» 指示 1
以下の抜粋本文によると、我が国は準備会合の議長をどこから選出するよう要請しましたか。

******

改善すべき主な課題としては、(1)資源の回遊域及び漁業の特性を反映した条約水域の設定、(2)異議申立て権等による漁業国の意向も反映される意思決定方式の導入、(3)他の条約との水域・対象魚種の重複規制、取締り制度及び科学データ収集制度の見直し等による漁船側への過度な負担の軽減、(4)当事者間のコンセンサスに基づく平和的紛争解決制度の導入、等があげられる。また、MHLC7では、議事進行手続き規則の欠如、議長の不透明な会議運営、交渉プロセスからの一部の国、地域等の排除(EU、中南米諸国等)等交渉や審議過程上にも問題点があった。

従って、我が国は、本条約に関心を有するすべての国・地域の正式な参加のもと、条約の改善を前提とし、準備会合においては、(1)EU等関心のある国の正式参加、(2)「条約の改善」を議題とすること、(3)議長は遠洋漁業国から選出すること、をニュージーランド等関係国に要請したが、結果として受け入れられなかったため、我が国の準備会合(4月23日〜28日、ニュージランド、クライストチャーチ市)への不参加が決った。ただし、水産庁幹部は、「今回不参加を決めたが、これは条約に入る入らないということではなく、我々の考えが受け入れられれば、これからの会合には参加する」と述べている。今後の我が国の取り組みとしては、あくまでも適切な地域資源管理機関の設立に向け、EU、中南米諸国、韓国、中国等と連携を取りつつ、南太平洋島嶼国をはじめとするMHLC参加国との協議を通じ、引き続き条約改善の主張・努力をしていくことが求められる。

******

» 指示 2
提供データの冒頭の行から「Bar [925,680,1146,736]」を含む行まで、両端の行も含めて一字一句変えずに出力してください。

******

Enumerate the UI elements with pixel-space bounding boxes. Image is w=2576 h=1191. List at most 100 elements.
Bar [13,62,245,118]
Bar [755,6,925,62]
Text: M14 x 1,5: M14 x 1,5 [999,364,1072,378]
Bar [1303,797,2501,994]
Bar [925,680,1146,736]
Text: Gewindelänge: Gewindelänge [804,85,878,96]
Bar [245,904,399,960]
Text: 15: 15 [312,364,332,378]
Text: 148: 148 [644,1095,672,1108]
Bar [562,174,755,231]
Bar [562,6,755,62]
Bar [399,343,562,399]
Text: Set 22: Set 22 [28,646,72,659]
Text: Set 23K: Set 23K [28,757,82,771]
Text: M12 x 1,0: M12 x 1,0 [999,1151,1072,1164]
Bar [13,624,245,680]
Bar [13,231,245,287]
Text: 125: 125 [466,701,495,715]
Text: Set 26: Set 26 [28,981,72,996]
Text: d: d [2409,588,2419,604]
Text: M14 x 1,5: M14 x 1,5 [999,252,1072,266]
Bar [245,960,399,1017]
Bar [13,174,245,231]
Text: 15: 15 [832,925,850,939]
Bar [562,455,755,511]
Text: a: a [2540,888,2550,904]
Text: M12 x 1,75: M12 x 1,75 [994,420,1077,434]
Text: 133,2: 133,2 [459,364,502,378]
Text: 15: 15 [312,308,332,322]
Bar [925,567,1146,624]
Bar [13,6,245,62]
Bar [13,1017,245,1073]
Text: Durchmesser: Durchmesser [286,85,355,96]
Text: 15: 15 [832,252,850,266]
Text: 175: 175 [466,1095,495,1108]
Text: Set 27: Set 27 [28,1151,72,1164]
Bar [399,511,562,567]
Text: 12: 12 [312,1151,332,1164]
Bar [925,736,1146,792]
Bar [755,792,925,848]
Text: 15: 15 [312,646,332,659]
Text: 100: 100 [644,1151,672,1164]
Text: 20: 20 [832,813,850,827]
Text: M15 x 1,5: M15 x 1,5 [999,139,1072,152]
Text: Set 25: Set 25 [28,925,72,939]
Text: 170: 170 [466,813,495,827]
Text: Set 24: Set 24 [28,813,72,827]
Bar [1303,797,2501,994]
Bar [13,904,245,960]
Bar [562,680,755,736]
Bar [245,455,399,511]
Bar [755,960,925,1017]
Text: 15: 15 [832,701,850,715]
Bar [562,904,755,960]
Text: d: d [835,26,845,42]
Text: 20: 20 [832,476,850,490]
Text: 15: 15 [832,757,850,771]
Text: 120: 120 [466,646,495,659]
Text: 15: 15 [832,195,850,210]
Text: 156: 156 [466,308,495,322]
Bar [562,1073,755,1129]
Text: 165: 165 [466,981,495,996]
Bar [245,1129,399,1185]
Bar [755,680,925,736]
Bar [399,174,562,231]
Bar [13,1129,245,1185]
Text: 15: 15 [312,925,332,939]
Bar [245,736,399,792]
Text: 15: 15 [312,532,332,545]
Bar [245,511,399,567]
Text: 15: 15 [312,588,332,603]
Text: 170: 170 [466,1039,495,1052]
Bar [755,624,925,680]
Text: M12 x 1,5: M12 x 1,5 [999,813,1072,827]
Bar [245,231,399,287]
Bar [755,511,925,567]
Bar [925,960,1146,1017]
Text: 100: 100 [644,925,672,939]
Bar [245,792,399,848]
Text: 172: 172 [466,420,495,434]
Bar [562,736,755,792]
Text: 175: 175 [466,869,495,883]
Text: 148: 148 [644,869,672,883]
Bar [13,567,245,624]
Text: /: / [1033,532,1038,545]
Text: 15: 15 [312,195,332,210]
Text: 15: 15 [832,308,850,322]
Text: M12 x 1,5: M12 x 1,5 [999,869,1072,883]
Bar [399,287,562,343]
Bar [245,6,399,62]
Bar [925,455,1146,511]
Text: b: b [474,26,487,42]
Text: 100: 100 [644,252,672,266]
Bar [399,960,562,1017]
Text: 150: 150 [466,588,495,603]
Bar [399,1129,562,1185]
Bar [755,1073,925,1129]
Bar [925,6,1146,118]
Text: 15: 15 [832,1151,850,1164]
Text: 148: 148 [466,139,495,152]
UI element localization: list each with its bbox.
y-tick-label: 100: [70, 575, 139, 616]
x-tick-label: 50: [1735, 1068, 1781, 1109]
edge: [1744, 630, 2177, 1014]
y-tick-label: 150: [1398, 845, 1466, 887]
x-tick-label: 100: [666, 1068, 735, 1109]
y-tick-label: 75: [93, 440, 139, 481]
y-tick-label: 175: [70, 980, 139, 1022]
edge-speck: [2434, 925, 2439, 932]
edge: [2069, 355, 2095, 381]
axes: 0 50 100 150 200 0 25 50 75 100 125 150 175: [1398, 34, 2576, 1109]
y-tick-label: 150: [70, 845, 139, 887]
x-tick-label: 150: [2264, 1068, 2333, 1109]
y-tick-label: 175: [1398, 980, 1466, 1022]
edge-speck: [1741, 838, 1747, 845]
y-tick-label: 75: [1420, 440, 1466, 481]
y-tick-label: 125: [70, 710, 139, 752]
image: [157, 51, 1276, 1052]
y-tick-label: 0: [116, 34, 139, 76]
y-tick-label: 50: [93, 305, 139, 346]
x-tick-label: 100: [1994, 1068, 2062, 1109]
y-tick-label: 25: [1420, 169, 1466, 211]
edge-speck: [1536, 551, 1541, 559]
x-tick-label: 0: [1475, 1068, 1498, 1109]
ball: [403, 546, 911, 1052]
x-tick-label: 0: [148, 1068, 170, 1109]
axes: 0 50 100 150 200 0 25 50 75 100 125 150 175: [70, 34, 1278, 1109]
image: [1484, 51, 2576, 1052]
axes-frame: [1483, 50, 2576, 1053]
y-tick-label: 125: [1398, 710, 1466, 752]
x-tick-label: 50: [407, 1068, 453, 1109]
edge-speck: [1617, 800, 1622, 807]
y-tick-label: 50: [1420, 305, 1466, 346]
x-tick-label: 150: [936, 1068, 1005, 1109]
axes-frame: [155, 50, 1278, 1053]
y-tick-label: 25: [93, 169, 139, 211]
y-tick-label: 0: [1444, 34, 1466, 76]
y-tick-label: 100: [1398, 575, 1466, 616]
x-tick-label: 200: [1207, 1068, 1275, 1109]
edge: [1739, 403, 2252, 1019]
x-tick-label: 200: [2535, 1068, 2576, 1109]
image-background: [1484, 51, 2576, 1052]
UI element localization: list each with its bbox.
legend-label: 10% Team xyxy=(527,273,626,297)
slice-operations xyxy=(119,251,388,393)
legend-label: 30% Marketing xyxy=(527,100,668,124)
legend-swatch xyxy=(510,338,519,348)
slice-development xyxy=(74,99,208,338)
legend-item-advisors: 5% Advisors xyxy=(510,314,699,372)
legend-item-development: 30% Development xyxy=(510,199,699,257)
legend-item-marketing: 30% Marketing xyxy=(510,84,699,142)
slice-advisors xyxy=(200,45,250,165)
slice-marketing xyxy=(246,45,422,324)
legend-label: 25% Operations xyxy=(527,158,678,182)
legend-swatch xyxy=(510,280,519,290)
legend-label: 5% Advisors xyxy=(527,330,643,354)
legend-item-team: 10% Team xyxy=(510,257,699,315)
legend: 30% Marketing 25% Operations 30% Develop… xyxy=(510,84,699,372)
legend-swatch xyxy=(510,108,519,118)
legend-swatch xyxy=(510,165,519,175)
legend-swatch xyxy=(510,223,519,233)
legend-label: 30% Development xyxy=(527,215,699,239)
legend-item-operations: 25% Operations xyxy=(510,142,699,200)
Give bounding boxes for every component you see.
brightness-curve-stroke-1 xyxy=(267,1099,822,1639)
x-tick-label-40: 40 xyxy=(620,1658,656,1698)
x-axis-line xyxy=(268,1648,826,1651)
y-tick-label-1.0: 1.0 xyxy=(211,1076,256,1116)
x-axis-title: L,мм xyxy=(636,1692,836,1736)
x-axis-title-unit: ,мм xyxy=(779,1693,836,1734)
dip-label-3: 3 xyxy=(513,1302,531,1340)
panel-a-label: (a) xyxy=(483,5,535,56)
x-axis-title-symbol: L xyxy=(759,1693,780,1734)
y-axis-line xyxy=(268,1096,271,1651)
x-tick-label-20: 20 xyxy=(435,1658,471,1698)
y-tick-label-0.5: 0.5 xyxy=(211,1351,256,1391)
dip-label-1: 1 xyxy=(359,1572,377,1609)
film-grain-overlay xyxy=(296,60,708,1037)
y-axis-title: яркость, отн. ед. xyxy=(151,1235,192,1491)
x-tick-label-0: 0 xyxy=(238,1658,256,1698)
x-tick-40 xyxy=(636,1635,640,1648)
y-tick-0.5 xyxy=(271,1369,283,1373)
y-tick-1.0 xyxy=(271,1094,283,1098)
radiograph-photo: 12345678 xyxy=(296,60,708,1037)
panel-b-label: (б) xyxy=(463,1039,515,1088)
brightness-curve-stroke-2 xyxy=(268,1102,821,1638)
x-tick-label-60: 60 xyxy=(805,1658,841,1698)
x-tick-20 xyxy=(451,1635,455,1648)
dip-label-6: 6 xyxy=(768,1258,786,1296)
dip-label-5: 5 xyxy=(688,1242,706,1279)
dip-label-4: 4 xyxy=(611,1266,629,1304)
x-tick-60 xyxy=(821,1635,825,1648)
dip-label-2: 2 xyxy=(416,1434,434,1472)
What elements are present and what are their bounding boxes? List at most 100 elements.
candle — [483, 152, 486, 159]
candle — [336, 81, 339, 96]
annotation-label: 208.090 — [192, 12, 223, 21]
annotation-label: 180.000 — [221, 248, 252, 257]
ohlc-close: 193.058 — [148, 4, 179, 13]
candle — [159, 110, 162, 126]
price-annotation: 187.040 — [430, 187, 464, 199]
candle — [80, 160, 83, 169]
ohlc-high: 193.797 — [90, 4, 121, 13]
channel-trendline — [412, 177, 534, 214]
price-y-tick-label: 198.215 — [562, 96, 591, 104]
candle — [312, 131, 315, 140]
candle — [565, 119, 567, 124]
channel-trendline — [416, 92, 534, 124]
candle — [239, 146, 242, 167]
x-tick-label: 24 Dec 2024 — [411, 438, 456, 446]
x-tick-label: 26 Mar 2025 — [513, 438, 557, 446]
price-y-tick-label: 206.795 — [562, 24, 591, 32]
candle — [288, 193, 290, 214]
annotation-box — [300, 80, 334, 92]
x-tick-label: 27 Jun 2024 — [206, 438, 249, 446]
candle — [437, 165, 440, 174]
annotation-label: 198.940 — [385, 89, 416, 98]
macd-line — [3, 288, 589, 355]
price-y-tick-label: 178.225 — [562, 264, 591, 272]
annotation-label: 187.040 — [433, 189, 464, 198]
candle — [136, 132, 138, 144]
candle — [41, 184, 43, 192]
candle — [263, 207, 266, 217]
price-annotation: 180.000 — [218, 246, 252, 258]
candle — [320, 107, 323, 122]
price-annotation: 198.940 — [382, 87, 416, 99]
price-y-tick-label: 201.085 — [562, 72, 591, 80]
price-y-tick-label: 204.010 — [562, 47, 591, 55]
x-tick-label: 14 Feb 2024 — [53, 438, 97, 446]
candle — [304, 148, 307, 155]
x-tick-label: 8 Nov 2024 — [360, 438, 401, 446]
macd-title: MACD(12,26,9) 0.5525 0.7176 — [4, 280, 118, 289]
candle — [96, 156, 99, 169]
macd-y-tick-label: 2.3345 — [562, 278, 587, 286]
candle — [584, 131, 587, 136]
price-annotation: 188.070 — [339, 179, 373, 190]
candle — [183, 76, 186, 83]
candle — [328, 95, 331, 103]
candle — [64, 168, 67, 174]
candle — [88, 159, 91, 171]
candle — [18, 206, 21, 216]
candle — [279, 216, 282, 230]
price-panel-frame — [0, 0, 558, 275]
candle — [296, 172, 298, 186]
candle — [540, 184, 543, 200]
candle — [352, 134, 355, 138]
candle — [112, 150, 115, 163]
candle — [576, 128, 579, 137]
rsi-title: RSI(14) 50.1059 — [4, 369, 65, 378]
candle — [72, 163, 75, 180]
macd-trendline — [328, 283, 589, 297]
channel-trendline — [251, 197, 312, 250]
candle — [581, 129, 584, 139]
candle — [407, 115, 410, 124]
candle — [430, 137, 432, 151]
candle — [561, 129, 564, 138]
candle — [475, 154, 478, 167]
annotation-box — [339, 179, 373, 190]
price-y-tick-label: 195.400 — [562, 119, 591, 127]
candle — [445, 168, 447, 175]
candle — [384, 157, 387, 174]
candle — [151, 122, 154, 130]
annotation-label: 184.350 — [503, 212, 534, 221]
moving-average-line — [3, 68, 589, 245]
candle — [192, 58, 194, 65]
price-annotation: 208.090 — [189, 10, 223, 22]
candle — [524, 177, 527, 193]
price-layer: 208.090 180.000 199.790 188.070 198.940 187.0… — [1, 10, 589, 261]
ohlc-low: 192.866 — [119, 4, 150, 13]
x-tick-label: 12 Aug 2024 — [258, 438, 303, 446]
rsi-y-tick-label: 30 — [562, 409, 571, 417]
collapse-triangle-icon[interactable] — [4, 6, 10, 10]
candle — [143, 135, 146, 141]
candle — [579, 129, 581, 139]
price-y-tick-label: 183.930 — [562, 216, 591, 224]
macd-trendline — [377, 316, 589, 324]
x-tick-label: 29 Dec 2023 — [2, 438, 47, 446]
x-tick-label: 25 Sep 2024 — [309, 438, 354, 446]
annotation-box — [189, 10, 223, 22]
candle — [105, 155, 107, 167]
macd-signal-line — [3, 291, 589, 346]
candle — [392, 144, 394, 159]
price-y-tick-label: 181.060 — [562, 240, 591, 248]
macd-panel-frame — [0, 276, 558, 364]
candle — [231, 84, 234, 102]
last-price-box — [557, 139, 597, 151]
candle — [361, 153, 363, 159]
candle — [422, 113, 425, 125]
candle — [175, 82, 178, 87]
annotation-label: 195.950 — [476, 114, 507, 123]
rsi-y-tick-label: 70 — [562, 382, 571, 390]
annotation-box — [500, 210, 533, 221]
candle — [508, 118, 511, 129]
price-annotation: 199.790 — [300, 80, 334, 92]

******

» 出力全文 1
遠洋漁業国から選出するよう要請しました。

» 出力全文 2
Enumerate the UI elements with pixel-space bounding boxes. Image is w=2576 h=1191. List at most 100 elements.
Bar [13,62,245,118]
Bar [755,6,925,62]
Text: M14 x 1,5: M14 x 1,5 [999,364,1072,378]
Bar [1303,797,2501,994]
Bar [925,680,1146,736]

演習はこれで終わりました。